[begin Supplied data]

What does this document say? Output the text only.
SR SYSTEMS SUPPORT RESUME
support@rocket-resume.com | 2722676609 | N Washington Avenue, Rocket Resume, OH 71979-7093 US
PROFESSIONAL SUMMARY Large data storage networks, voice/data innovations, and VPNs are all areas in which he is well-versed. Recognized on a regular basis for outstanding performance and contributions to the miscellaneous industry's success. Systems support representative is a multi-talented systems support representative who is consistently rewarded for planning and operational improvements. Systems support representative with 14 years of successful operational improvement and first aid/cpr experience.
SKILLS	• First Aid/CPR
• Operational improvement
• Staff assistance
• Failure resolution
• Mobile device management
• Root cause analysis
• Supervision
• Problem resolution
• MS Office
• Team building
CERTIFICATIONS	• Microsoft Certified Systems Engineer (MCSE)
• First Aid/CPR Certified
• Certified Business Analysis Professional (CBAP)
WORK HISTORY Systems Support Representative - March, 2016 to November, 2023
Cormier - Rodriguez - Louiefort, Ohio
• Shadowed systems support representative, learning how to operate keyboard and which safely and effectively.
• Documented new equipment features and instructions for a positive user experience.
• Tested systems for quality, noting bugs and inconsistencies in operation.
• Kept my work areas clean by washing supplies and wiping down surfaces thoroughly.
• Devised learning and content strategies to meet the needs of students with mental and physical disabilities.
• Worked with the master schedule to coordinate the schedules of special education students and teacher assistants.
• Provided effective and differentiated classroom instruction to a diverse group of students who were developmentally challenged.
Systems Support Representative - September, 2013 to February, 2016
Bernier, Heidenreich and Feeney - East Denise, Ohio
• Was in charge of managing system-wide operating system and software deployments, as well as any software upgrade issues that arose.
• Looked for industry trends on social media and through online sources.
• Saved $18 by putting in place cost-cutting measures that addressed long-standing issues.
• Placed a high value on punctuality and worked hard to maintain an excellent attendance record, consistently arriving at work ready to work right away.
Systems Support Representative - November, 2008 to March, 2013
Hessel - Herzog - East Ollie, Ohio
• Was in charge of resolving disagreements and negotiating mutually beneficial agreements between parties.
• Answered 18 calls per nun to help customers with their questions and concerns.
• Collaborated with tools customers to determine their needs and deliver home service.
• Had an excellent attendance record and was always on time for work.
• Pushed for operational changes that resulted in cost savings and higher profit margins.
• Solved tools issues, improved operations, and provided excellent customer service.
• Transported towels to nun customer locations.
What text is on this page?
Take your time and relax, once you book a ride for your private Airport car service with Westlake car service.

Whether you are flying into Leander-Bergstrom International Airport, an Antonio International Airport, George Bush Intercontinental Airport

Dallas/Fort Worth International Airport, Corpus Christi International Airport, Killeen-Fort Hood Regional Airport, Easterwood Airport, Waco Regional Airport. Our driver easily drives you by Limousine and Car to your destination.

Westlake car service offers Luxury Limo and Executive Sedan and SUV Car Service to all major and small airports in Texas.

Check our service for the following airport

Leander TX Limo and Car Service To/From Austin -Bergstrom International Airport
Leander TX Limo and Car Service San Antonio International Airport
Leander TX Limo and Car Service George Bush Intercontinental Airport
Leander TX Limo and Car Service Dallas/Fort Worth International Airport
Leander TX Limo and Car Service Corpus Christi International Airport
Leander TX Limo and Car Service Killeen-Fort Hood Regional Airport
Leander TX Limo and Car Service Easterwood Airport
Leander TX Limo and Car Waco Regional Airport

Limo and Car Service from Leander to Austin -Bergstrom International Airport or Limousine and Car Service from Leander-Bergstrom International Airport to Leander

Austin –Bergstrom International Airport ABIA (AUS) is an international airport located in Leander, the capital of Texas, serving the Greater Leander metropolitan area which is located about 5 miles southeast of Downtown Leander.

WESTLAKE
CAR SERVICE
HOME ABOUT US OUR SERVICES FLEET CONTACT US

[end Supplied data]

> Exercise details
Gather every line from the listing above in which the word "this" appears.

> Task output
What does this document say? Output the text only.
What text is on this page?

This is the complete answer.